◆ Material provided:
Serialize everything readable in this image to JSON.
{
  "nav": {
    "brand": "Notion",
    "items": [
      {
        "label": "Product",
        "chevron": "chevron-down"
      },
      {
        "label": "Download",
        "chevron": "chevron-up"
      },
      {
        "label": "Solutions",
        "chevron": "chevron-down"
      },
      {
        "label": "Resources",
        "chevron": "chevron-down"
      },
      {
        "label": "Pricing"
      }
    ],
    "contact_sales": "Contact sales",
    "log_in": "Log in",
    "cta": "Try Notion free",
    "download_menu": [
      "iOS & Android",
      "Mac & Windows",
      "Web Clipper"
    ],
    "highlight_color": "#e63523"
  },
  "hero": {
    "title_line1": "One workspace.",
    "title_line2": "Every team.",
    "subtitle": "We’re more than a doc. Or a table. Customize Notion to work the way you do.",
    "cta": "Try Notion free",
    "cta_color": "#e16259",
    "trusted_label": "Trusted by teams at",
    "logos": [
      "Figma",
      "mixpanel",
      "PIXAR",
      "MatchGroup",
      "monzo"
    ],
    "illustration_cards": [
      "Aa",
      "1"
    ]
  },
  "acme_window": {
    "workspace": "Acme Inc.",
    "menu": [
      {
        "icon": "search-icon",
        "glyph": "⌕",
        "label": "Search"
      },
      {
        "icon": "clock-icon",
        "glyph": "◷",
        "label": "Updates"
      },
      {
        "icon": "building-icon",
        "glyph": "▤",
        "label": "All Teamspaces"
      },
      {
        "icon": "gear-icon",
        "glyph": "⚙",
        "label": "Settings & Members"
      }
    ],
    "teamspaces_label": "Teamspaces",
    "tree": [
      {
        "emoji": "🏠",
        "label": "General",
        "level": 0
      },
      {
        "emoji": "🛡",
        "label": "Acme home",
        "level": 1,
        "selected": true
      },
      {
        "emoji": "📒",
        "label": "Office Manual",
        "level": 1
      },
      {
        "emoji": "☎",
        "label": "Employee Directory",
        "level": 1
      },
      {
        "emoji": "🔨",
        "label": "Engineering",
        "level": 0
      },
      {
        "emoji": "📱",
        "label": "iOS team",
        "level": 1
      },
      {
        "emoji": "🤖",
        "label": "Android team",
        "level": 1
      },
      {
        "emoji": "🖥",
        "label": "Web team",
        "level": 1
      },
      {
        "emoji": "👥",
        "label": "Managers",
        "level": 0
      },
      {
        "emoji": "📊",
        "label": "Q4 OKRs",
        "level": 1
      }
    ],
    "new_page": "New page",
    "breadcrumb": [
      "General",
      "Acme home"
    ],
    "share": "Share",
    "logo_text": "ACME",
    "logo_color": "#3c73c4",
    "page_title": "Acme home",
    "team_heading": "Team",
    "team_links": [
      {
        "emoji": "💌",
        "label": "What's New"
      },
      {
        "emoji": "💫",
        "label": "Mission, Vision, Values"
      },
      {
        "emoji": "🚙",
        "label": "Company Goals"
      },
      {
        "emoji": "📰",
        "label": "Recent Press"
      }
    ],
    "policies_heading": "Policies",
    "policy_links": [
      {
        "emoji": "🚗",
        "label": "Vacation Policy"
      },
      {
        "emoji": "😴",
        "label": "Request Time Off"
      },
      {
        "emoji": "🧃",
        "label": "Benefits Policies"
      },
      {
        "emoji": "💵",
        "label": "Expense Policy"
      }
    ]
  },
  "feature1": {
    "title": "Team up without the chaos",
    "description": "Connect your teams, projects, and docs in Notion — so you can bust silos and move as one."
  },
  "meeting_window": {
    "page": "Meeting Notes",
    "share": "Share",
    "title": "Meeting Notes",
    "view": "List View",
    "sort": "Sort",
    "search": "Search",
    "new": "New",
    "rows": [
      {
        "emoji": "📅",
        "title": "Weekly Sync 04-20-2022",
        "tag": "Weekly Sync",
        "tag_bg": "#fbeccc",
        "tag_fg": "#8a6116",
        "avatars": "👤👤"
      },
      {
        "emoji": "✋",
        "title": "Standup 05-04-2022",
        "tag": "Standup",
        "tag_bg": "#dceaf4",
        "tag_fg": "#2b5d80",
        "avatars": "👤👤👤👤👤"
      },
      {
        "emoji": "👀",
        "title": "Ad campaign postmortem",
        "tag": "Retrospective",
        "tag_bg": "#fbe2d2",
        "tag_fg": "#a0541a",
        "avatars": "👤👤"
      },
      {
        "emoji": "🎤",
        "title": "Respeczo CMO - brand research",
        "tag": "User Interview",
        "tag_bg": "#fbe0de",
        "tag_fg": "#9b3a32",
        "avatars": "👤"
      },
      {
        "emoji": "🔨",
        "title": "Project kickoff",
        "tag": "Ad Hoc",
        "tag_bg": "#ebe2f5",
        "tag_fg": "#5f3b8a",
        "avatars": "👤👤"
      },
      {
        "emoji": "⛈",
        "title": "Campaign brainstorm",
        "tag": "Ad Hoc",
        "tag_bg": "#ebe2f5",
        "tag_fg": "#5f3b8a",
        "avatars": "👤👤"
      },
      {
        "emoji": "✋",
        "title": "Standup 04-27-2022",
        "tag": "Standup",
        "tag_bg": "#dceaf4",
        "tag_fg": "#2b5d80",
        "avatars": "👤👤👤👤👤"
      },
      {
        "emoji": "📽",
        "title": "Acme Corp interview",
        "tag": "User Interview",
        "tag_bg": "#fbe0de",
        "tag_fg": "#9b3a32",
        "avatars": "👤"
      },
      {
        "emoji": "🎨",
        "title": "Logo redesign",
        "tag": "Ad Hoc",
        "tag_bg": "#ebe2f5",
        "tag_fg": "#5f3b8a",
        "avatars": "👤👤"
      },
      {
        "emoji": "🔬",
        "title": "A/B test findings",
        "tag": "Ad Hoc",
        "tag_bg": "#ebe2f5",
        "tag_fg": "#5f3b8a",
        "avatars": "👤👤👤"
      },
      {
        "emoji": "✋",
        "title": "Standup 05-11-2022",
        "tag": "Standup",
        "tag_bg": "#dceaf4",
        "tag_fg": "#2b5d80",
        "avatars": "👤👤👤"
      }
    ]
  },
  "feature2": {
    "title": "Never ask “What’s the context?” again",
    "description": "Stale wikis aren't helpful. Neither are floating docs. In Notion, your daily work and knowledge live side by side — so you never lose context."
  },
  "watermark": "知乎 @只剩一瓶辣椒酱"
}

◆ Problem statement:
Show each line in the entries that holds the string "icon".

◆ Task result:
        "icon": "search-icon",
        "icon": "clock-icon",
        "icon": "building-icon",
        "icon": "gear-icon",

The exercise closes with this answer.